Copy the records below word for word, only the stretch from the line containing "- Text: atlas: atlas: [576, 397, 779, 477]" through the line containing "- Point: [942, 615, 965, 630]", including both of those lines.

§ **Data extracted from a collection**:
--- --- ---

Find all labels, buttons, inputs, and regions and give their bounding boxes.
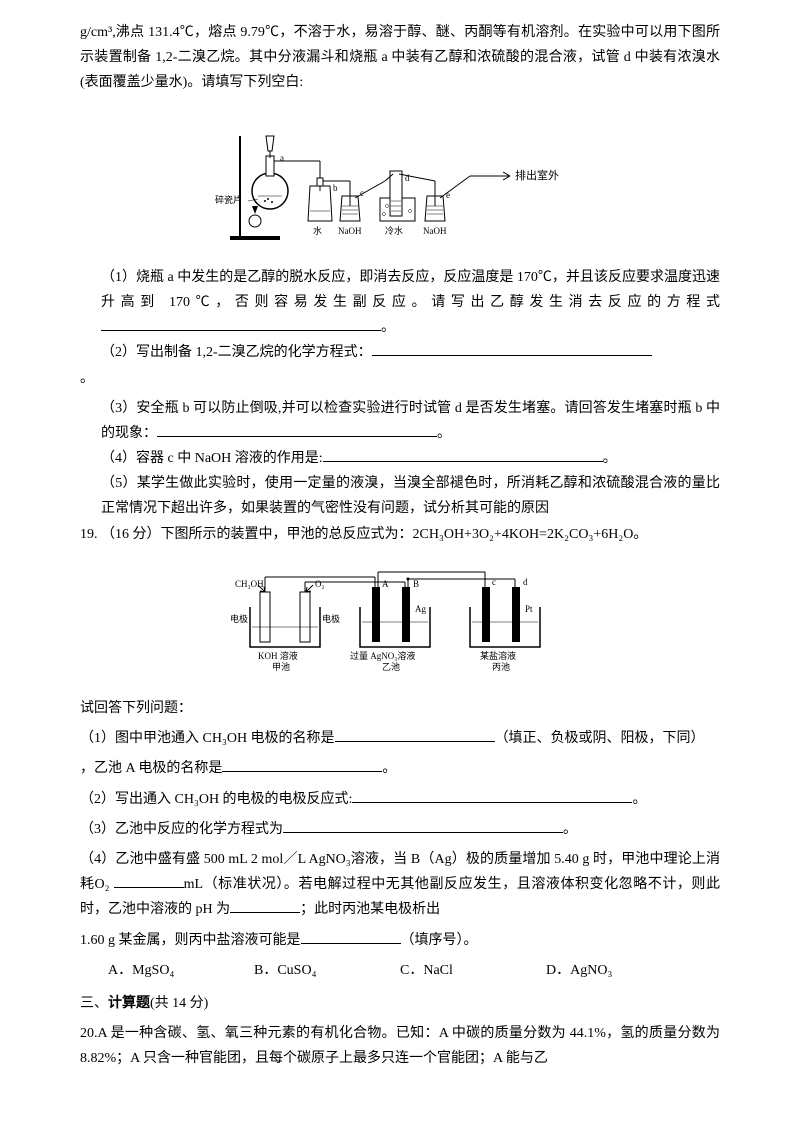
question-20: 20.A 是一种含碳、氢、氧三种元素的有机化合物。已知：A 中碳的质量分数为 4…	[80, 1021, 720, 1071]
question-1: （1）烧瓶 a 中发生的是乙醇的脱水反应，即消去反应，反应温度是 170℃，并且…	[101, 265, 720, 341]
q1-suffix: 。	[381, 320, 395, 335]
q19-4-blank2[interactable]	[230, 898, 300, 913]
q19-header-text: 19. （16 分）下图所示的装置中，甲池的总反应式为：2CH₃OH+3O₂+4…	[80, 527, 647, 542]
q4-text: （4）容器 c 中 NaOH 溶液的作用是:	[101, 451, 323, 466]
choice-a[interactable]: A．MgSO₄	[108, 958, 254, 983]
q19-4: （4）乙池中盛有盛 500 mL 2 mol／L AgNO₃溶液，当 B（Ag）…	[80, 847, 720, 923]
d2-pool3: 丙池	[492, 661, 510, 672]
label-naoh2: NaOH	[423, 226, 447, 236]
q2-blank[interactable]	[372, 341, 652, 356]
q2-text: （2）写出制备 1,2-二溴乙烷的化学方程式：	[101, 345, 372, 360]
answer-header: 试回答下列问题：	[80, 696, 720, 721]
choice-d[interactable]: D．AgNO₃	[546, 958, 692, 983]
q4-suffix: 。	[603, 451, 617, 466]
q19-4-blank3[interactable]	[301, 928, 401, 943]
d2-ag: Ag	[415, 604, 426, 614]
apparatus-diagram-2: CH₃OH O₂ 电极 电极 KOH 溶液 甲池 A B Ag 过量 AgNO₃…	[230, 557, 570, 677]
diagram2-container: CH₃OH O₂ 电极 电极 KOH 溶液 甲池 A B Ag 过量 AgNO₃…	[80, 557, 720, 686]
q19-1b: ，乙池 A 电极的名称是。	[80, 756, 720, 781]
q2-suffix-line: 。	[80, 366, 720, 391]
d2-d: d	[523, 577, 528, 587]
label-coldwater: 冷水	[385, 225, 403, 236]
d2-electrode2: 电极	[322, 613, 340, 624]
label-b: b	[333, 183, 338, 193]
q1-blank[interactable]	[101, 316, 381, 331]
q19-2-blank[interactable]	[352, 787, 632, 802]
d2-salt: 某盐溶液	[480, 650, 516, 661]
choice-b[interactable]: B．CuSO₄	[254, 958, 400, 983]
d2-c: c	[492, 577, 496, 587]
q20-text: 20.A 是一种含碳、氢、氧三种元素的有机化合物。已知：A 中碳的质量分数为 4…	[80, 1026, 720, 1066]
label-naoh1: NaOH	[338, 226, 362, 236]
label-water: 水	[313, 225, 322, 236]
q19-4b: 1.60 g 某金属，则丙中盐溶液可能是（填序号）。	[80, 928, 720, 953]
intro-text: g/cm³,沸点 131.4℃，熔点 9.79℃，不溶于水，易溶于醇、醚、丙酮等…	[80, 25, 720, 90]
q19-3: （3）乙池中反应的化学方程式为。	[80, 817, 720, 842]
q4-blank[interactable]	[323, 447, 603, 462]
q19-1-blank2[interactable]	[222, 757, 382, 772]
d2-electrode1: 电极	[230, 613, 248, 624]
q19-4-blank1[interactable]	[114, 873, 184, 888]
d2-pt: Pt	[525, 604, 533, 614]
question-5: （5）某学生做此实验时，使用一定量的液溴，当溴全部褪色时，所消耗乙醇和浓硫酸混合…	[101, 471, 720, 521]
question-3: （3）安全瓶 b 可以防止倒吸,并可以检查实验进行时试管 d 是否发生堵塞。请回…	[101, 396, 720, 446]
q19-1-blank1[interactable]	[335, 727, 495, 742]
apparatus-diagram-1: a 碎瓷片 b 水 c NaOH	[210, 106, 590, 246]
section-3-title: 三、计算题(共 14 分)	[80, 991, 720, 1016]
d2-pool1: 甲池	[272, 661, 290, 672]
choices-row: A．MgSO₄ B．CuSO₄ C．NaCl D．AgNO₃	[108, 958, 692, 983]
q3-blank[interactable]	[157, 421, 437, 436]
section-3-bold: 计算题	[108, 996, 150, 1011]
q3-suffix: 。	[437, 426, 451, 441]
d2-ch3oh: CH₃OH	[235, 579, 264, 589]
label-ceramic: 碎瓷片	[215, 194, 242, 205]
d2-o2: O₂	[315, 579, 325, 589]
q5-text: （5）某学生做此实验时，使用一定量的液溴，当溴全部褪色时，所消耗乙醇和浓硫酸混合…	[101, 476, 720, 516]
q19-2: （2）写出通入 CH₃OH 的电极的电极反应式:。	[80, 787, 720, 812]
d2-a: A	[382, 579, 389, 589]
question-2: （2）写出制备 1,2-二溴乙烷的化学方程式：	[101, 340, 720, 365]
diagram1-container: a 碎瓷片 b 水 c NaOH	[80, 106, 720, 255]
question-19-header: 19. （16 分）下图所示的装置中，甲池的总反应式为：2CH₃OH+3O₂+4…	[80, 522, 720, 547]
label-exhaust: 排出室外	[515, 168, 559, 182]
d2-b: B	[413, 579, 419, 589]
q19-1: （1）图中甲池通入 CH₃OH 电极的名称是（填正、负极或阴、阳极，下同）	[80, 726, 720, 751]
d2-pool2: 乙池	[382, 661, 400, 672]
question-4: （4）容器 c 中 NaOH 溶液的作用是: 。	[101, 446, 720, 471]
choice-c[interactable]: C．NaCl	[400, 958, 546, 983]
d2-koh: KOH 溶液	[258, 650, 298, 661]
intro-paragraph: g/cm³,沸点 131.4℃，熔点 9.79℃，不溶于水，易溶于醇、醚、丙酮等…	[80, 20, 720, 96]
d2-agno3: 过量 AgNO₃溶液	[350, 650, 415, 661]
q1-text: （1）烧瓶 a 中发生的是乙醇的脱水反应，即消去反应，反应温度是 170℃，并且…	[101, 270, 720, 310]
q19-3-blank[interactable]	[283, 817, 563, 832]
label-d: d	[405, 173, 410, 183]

--- --- ---

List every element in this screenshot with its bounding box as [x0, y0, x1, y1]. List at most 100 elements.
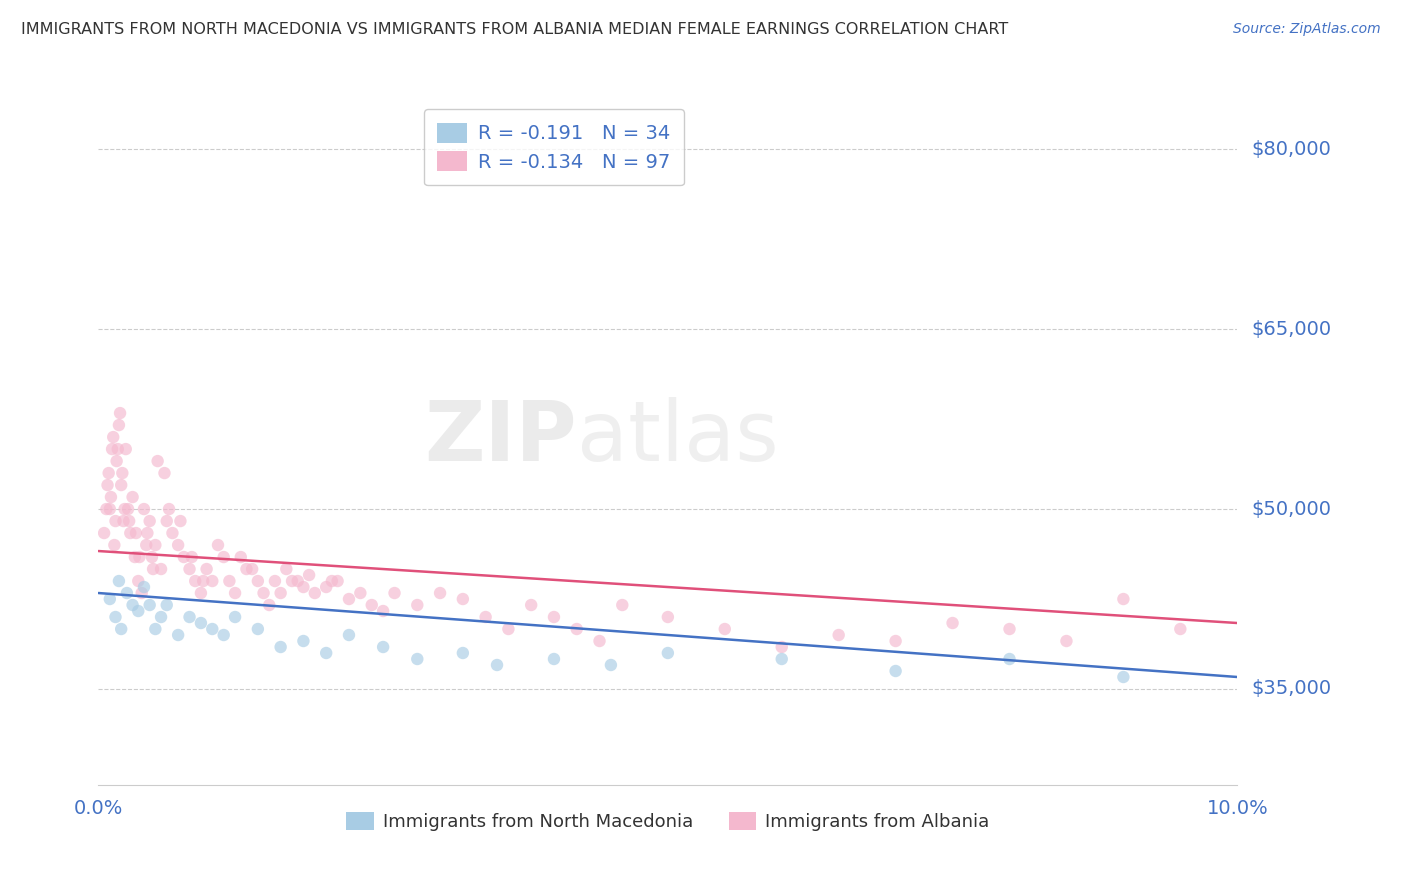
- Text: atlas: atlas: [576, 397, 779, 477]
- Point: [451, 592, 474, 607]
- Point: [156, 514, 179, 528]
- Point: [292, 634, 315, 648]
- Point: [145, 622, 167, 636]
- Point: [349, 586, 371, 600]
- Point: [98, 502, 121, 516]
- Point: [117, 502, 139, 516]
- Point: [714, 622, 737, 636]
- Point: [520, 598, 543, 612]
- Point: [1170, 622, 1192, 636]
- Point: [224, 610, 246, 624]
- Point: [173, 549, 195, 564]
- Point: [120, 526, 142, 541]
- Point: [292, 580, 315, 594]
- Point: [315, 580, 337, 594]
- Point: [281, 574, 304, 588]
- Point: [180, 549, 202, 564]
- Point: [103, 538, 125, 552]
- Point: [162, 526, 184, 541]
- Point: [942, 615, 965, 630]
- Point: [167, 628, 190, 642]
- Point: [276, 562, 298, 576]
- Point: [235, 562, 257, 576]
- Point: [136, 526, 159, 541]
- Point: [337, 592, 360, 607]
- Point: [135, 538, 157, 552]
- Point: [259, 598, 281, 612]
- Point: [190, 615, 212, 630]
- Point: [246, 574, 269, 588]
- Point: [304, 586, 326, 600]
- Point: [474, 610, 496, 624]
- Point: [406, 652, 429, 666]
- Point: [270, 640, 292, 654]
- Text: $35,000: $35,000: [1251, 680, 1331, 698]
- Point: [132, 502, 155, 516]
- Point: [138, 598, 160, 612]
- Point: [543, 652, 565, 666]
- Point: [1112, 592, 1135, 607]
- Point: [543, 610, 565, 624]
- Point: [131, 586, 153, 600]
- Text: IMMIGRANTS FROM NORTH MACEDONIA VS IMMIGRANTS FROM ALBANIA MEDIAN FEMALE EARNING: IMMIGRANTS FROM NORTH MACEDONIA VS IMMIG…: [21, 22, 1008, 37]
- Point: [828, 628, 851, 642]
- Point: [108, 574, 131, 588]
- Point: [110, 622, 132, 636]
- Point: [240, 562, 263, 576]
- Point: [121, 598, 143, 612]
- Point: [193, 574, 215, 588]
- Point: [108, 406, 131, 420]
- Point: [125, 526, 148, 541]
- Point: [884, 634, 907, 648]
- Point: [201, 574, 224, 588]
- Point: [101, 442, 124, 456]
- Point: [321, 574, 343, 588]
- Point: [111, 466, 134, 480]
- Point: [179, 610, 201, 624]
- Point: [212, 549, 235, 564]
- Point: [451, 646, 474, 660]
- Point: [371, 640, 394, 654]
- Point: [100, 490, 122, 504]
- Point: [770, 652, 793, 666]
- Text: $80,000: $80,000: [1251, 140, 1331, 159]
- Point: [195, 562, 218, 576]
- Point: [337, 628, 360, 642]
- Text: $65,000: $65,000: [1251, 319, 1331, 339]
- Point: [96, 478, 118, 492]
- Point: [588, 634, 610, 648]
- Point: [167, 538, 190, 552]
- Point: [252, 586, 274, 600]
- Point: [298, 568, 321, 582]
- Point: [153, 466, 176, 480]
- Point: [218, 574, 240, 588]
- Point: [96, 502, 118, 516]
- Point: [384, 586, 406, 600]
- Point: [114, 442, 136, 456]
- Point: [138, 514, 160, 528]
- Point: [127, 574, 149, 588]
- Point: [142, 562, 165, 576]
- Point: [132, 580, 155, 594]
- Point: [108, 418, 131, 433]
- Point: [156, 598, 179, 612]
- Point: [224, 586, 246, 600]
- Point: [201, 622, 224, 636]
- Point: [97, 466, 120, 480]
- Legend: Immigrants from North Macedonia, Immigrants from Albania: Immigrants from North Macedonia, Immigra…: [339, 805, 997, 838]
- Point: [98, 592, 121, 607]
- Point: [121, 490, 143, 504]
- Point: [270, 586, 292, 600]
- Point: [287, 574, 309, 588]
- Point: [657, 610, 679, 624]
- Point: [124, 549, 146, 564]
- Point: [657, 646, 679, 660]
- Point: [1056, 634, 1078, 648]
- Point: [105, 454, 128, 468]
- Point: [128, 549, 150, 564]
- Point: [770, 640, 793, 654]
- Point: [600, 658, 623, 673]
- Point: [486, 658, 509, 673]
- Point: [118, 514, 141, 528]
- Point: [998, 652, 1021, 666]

--- --- ---

§ **Result for this task**:
- Text: atlas: atlas: [576, 397, 779, 477]
- Point: [451, 592, 474, 607]
- Point: [156, 514, 179, 528]
- Point: [292, 634, 315, 648]
- Point: [145, 622, 167, 636]
- Point: [349, 586, 371, 600]
- Point: [98, 502, 121, 516]
- Point: [117, 502, 139, 516]
- Point: [714, 622, 737, 636]
- Point: [520, 598, 543, 612]
- Point: [1170, 622, 1192, 636]
- Point: [224, 610, 246, 624]
- Point: [173, 549, 195, 564]
- Point: [120, 526, 142, 541]
- Point: [292, 580, 315, 594]
- Point: [315, 580, 337, 594]
- Point: [281, 574, 304, 588]
- Point: [180, 549, 202, 564]
- Point: [103, 538, 125, 552]
- Point: [162, 526, 184, 541]
- Point: [942, 615, 965, 630]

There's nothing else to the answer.